» Given information
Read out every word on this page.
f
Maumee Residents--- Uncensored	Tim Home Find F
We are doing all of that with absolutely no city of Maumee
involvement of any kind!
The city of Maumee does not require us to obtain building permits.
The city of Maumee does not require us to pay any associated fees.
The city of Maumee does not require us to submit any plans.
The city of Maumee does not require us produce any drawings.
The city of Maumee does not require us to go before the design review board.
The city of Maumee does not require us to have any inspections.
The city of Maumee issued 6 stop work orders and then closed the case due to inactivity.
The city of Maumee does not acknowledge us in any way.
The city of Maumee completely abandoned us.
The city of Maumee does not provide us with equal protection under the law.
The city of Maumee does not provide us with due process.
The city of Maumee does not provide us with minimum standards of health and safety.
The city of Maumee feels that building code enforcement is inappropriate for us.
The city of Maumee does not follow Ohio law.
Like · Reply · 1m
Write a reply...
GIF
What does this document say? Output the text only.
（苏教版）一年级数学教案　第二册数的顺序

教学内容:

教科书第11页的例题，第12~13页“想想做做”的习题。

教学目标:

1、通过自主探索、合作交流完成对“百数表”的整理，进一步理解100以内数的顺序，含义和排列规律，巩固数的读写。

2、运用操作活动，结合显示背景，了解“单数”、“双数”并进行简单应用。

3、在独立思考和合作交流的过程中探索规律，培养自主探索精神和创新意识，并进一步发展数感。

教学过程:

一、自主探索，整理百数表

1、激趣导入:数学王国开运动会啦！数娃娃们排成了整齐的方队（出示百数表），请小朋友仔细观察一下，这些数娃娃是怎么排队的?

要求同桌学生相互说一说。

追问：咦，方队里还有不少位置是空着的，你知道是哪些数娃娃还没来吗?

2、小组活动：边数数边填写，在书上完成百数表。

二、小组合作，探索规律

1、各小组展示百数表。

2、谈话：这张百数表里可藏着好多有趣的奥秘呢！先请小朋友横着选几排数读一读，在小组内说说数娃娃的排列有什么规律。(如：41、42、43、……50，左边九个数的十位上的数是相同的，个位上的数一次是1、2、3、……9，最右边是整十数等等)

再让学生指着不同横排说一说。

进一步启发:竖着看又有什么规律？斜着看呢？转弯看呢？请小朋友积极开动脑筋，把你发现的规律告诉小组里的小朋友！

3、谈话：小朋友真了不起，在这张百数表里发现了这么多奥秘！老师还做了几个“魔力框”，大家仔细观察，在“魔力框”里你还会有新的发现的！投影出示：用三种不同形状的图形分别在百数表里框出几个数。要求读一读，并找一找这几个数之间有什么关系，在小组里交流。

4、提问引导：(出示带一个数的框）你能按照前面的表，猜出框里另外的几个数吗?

» Task requirements
Show the lines of the records that include the string "this".

» Correct answer
Read out every word on this page.
What does this document say? Output the text only.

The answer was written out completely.